Reproduce the data below exactly as written. Pictures do not belong in the copy.

### [Dataset rows for document pages]
--------------------------------------------------

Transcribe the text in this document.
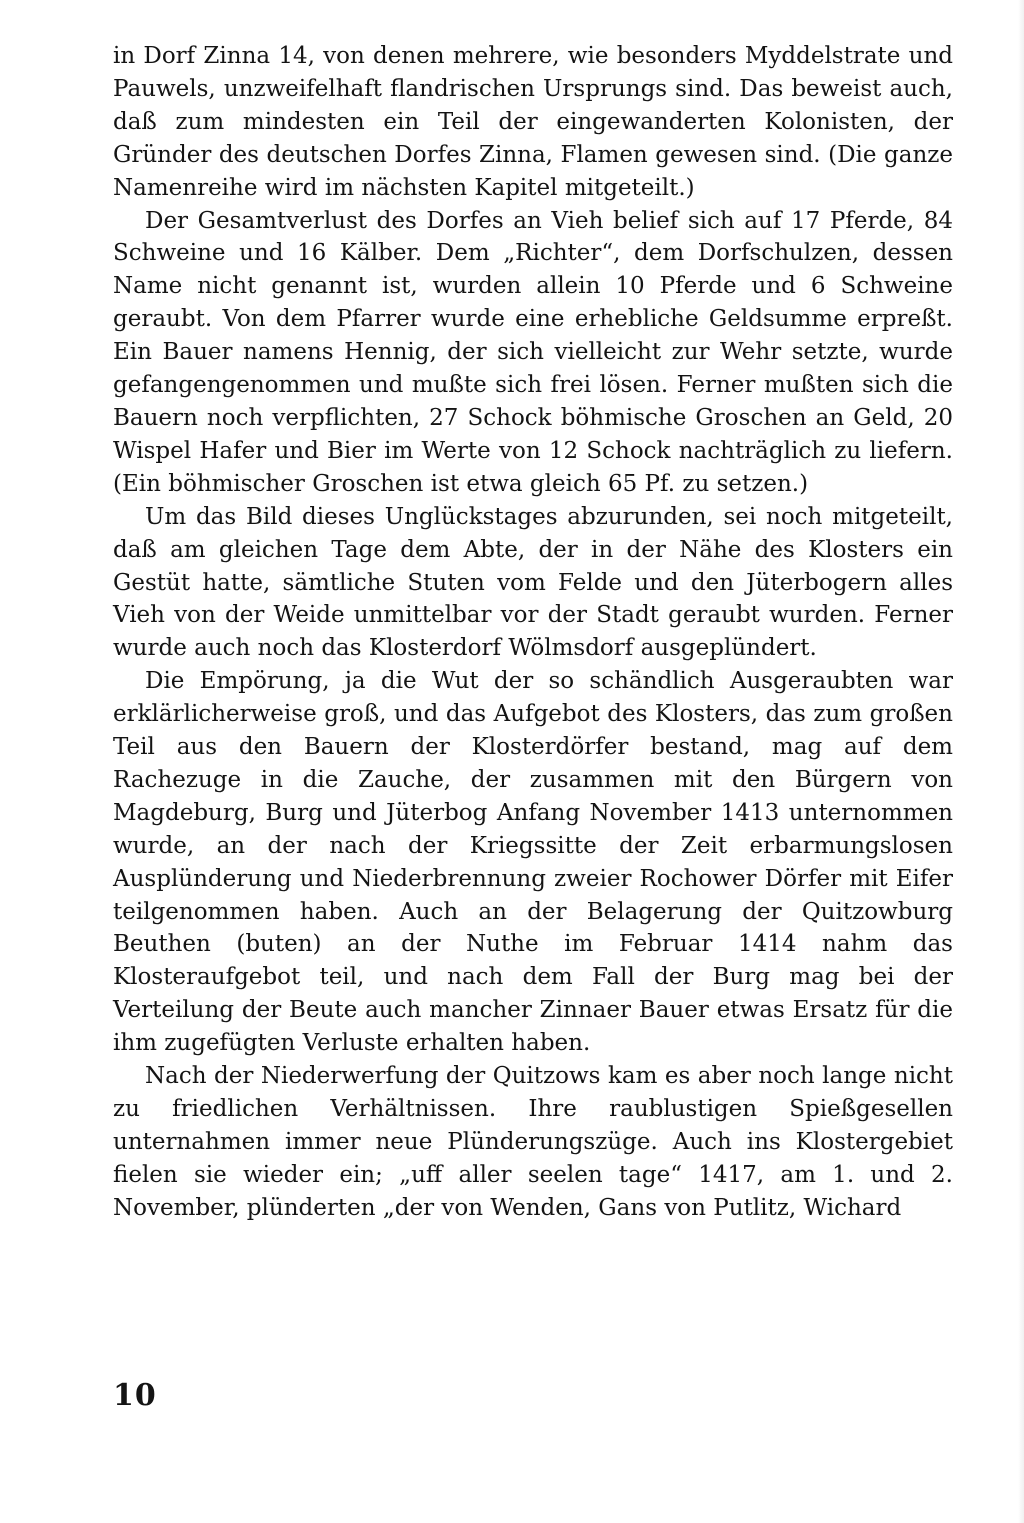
in Dorf Zinna 14, von denen mehrere, wie besonders Myddelstrate und Pauwels, unzweifelhaft flandrischen Ursprungs sind. Das beweist auch, daß zum mindesten ein Teil der eingewanderten Kolonisten, der Gründer des deutschen Dorfes Zinna, Flamen gewesen sind. (Die ganze Namenreihe wird im nächsten Kapitel mitgeteilt.)

Der Gesamtverlust des Dorfes an Vieh belief sich auf 17 Pferde, 84 Schweine und 16 Kälber. Dem „Richter“, dem Dorfschulzen, dessen Name nicht genannt ist, wurden allein 10 Pferde und 6 Schweine geraubt. Von dem Pfarrer wurde eine erhebliche Geldsumme erpreßt. Ein Bauer namens Hennig, der sich vielleicht zur Wehr setzte, wurde gefangengenommen und mußte sich frei lösen. Ferner mußten sich die Bauern noch verpflichten, 27 Schock böhmische Groschen an Geld, 20 Wispel Hafer und Bier im Werte von 12 Schock nachträglich zu liefern. (Ein böhmischer Groschen ist etwa gleich 65 Pf. zu setzen.)

Um das Bild dieses Unglückstages abzurunden, sei noch mitgeteilt, daß am gleichen Tage dem Abte, der in der Nähe des Klosters ein Gestüt hatte, sämtliche Stuten vom Felde und den Jüterbogern alles Vieh von der Weide unmittelbar vor der Stadt geraubt wurden. Ferner wurde auch noch das Klosterdorf Wölmsdorf ausgeplündert.

Die Empörung, ja die Wut der so schändlich Ausgeraubten war erklärlicherweise groß, und das Aufgebot des Klosters, das zum großen Teil aus den Bauern der Klosterdörfer bestand, mag auf dem Rachezuge in die Zauche, der zusammen mit den Bürgern von Magdeburg, Burg und Jüterbog Anfang November 1413 unternommen wurde, an der nach der Kriegssitte der Zeit erbarmungslosen Ausplünderung und Niederbrennung zweier Rochower Dörfer mit Eifer teilgenommen haben. Auch an der Belagerung der Quitzowburg Beuthen (buten) an der Nuthe im Februar 1414 nahm das Klosteraufgebot teil, und nach dem Fall der Burg mag bei der Verteilung der Beute auch mancher Zinnaer Bauer etwas Ersatz für die ihm zugefügten Verluste erhalten haben.

Nach der Niederwerfung der Quitzows kam es aber noch lange nicht zu friedlichen Verhältnissen. Ihre raublustigen Spießgesellen unternahmen immer neue Plünderungszüge. Auch ins Klostergebiet fielen sie wieder ein; „uff aller seelen tage“ 1417, am 1. und 2. November, plünderten „der von Wenden, Gans von Putlitz, Wichard

10
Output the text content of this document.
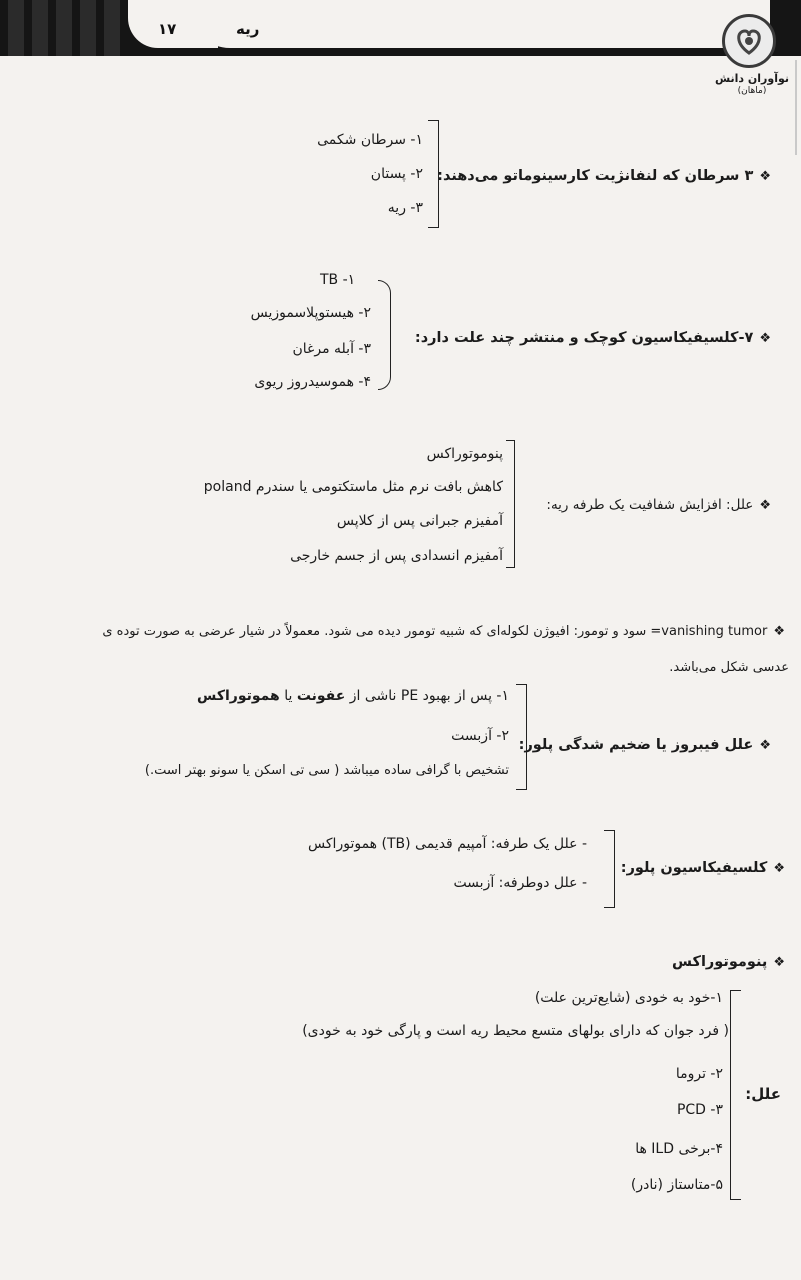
۱۷	ریه
نوآوران دانش
(ماهان)
❖۳ سرطان که لنفانژیت کارسینوماتو می‌دهند:
۱- سرطان شکمی
۲- پستان
۳- ریه
❖۷-کلسیفیکاسیون کوچک و منتشر چند علت دارد:
TB -۱
۲- هیستوپلاسموزیس
۳- آبله مرغان
۴- هموسیدروز ریوی
❖علل: افزایش شفافیت یک طرفه ریه:
پنوموتوراکس
کاهش بافت نرم مثل ماستکتومی یا سندرم poland
آمفیزم جبرانی پس از کلاپس
آمفیزم انسدادی پس از جسم خارجی
❖vanishing tumor= سود و تومور: افیوژن لکوله‌ای که شبیه تومور دیده می شود. معمولاً در شیار عرضی به صورت توده ی
عدسی شکل می‌باشد.
❖علل فیبروز یا ضخیم شدگی پلور:
۱- پس از بهبود PE ناشی از عفونت یا هموتوراکس
۲- آزبست
تشخیص با گرافی ساده میباشد ( سی تی اسکن یا سونو بهتر است.)
❖کلسیفیکاسیون پلور:
- علل یک طرفه: آمپیم قدیمی (TB) هموتوراکس
- علل دوطرفه: آزبست
❖پنوموتوراکس
علل:
۱-خود به خودی (شایع‌ترین علت)
( فرد جوان که دارای بولهای متسع محیط ریه است و پارگی خود به خودی)
۲- تروما
PCD -۳
۴-برخی ILD ها
۵-متاستاز (نادر)
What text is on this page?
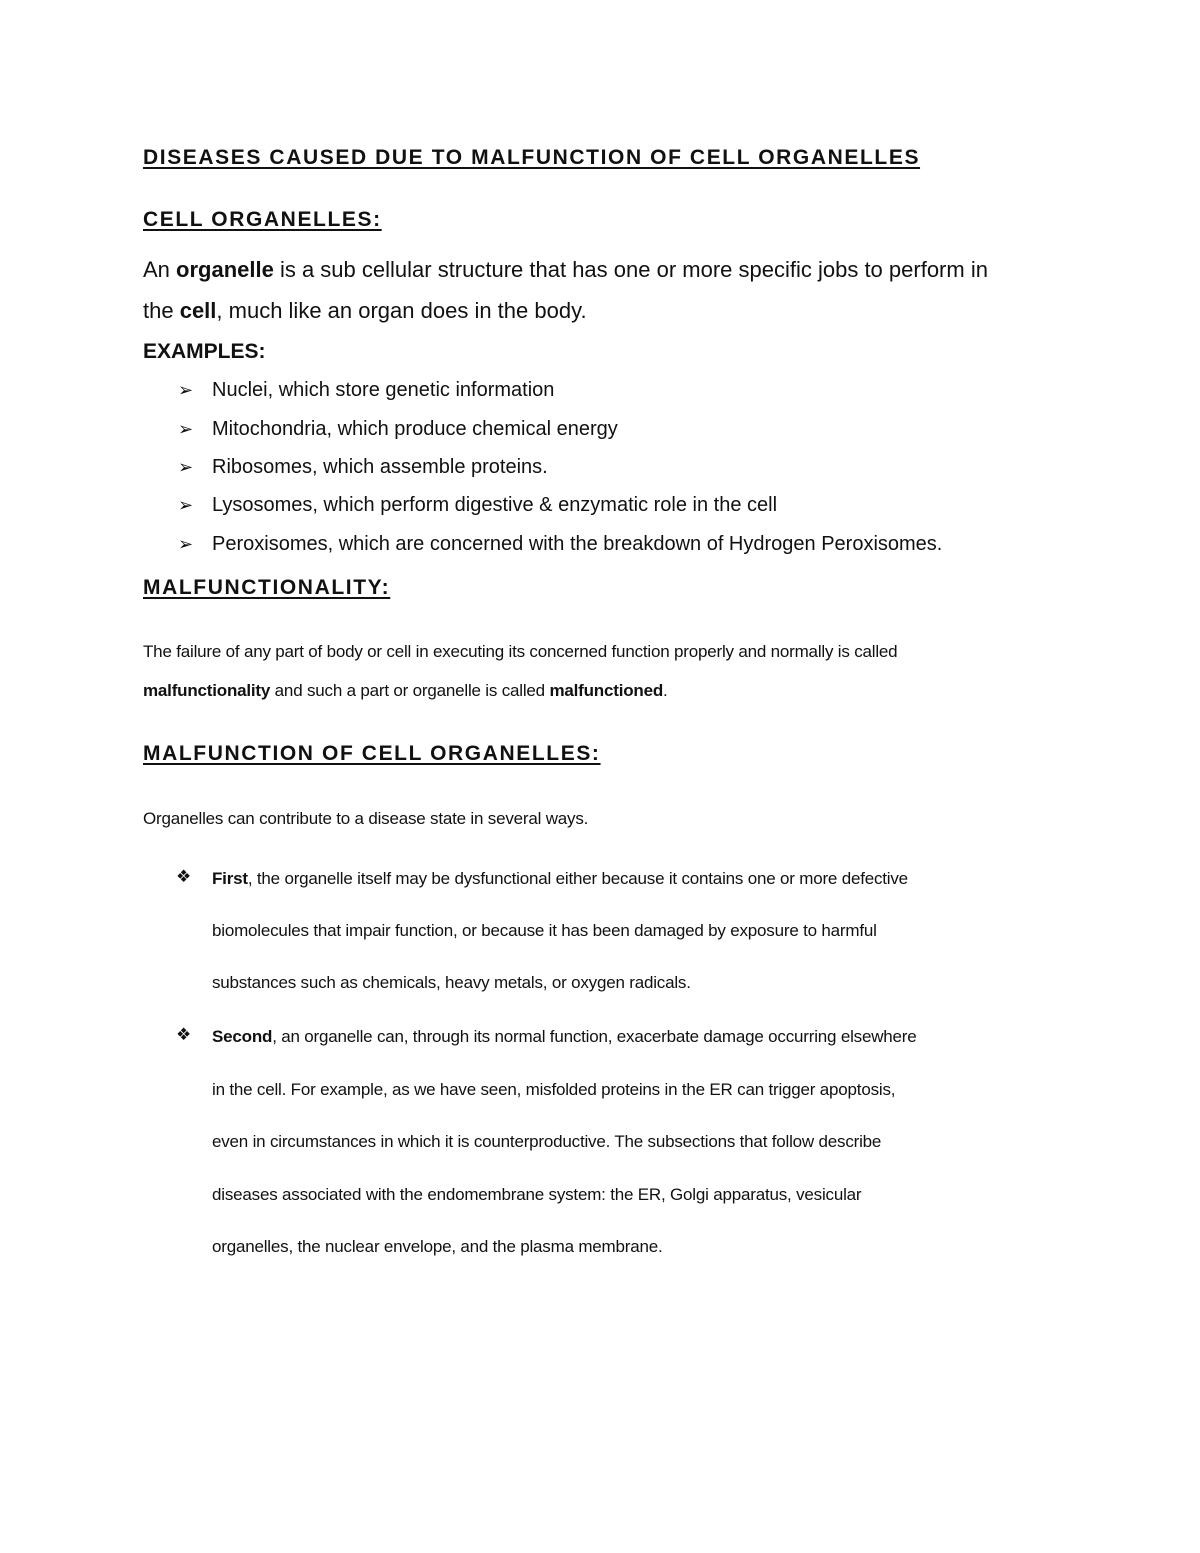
DISEASES CAUSED DUE TO MALFUNCTION OF CELL ORGANELLES

CELL ORGANELLES:

An organelle is a sub cellular structure that has one or more specific jobs to perform in

the cell, much like an organ does in the body.

EXAMPLES:

➢ Nuclei, which store genetic information

➢ Mitochondria, which produce chemical energy

➢ Ribosomes, which assemble proteins.

➢ Lysosomes, which perform digestive & enzymatic role in the cell

➢ Peroxisomes, which are concerned with the breakdown of Hydrogen Peroxisomes.

MALFUNCTIONALITY:

The failure of any part of body or cell in executing its concerned function properly and normally is called

malfunctionality and such a part or organelle is called malfunctioned.

MALFUNCTION OF CELL ORGANELLES:

Organelles can contribute to a disease state in several ways.

❖ First, the organelle itself may be dysfunctional either because it contains one or more defective

biomolecules that impair function, or because it has been damaged by exposure to harmful

substances such as chemicals, heavy metals, or oxygen radicals.

❖ Second, an organelle can, through its normal function, exacerbate damage occurring elsewhere

in the cell. For example, as we have seen, misfolded proteins in the ER can trigger apoptosis,

even in circumstances in which it is counterproductive. The subsections that follow describe

diseases associated with the endomembrane system: the ER, Golgi apparatus, vesicular

organelles, the nuclear envelope, and the plasma membrane.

--------------------------------------------------

### [Result of the task]
Transcribe the text in this document.
in Dorf Zinna 14, von denen mehrere, wie besonders Myddelstrate und Pauwels, unzweifelhaft flandrischen Ursprungs sind. Das beweist auch, daß zum mindesten ein Teil der eingewanderten Kolonisten, der Gründer des deutschen Dorfes Zinna, Flamen gewesen sind. (Die ganze Namenreihe wird im nächsten Kapitel mitgeteilt.)

Der Gesamtverlust des Dorfes an Vieh belief sich auf 17 Pferde, 84 Schweine und 16 Kälber. Dem „Richter“, dem Dorfschulzen, dessen Name nicht genannt ist, wurden allein 10 Pferde und 6 Schweine geraubt. Von dem Pfarrer wurde eine erhebliche Geldsumme erpreßt. Ein Bauer namens Hennig, der sich vielleicht zur Wehr setzte, wurde gefangengenommen und mußte sich frei lösen. Ferner mußten sich die Bauern noch verpflichten, 27 Schock böhmische Groschen an Geld, 20 Wispel Hafer und Bier im Werte von 12 Schock nachträglich zu liefern. (Ein böhmischer Groschen ist etwa gleich 65 Pf. zu setzen.)

Um das Bild dieses Unglückstages abzurunden, sei noch mitgeteilt, daß am gleichen Tage dem Abte, der in der Nähe des Klosters ein Gestüt hatte, sämtliche Stuten vom Felde und den Jüterbogern alles Vieh von der Weide unmittelbar vor der Stadt geraubt wurden. Ferner wurde auch noch das Klosterdorf Wölmsdorf ausgeplündert.

Die Empörung, ja die Wut der so schändlich Ausgeraubten war erklärlicherweise groß, und das Aufgebot des Klosters, das zum großen Teil aus den Bauern der Klosterdörfer bestand, mag auf dem Rachezuge in die Zauche, der zusammen mit den Bürgern von Magdeburg, Burg und Jüterbog Anfang November 1413 unternommen wurde, an der nach der Kriegssitte der Zeit erbarmungslosen Ausplünderung und Niederbrennung zweier Rochower Dörfer mit Eifer teilgenommen haben. Auch an der Belagerung der Quitzowburg Beuthen (buten) an der Nuthe im Februar 1414 nahm das Klosteraufgebot teil, und nach dem Fall der Burg mag bei der Verteilung der Beute auch mancher Zinnaer Bauer etwas Ersatz für die ihm zugefügten Verluste erhalten haben.

Nach der Niederwerfung der Quitzows kam es aber noch lange nicht zu friedlichen Verhältnissen. Ihre raublustigen Spießgesellen unternahmen immer neue Plünderungszüge. Auch ins Klostergebiet fielen sie wieder ein; „uff aller seelen tage“ 1417, am 1. und 2. November, plünderten „der von Wenden, Gans von Putlitz, Wichard

10
Output the text content of this document.
۱۷	ریه
نوآوران دانش
(ماهان)
❖۳ سرطان که لنفانژیت کارسینوماتو می‌دهند:
۱- سرطان شکمی
۲- پستان
۳- ریه
❖۷-کلسیفیکاسیون کوچک و منتشر چند علت دارد:
TB -۱
۲- هیستوپلاسموزیس
۳- آبله مرغان
۴- هموسیدروز ریوی
❖علل: افزایش شفافیت یک طرفه ریه:
پنوموتوراکس
کاهش بافت نرم مثل ماستکتومی یا سندرم poland
آمفیزم جبرانی پس از کلاپس
آمفیزم انسدادی پس از جسم خارجی
❖vanishing tumor= سود و تومور: افیوژن لکوله‌ای که شبیه تومور دیده می شود. معمولاً در شیار عرضی به صورت توده ی
عدسی شکل می‌باشد.
❖علل فیبروز یا ضخیم شدگی پلور:
۱- پس از بهبود PE ناشی از عفونت یا هموتوراکس
۲- آزبست
تشخیص با گرافی ساده میباشد ( سی تی اسکن یا سونو بهتر است.)
❖کلسیفیکاسیون پلور:
- علل یک طرفه: آمپیم قدیمی (TB) هموتوراکس
- علل دوطرفه: آزبست
❖پنوموتوراکس
علل:
۱-خود به خودی (شایع‌ترین علت)
( فرد جوان که دارای بولهای متسع محیط ریه است و پارگی خود به خودی)
۲- تروما
PCD -۳
۴-برخی ILD ها
۵-متاستاز (نادر)
What text is on this page?
DISEASES CAUSED DUE TO MALFUNCTION OF CELL ORGANELLES

CELL ORGANELLES:

An organelle is a sub cellular structure that has one or more specific jobs to perform in

the cell, much like an organ does in the body.

EXAMPLES:

➢ Nuclei, which store genetic information

➢ Mitochondria, which produce chemical energy

➢ Ribosomes, which assemble proteins.

➢ Lysosomes, which perform digestive & enzymatic role in the cell

➢ Peroxisomes, which are concerned with the breakdown of Hydrogen Peroxisomes.

MALFUNCTIONALITY:

The failure of any part of body or cell in executing its concerned function properly and normally is called

malfunctionality and such a part or organelle is called malfunctioned.

MALFUNCTION OF CELL ORGANELLES:

Organelles can contribute to a disease state in several ways.

❖ First, the organelle itself may be dysfunctional either because it contains one or more defective

biomolecules that impair function, or because it has been damaged by exposure to harmful

substances such as chemicals, heavy metals, or oxygen radicals.

❖ Second, an organelle can, through its normal function, exacerbate damage occurring elsewhere

in the cell. For example, as we have seen, misfolded proteins in the ER can trigger apoptosis,

even in circumstances in which it is counterproductive. The subsections that follow describe

diseases associated with the endomembrane system: the ER, Golgi apparatus, vesicular

organelles, the nuclear envelope, and the plasma membrane.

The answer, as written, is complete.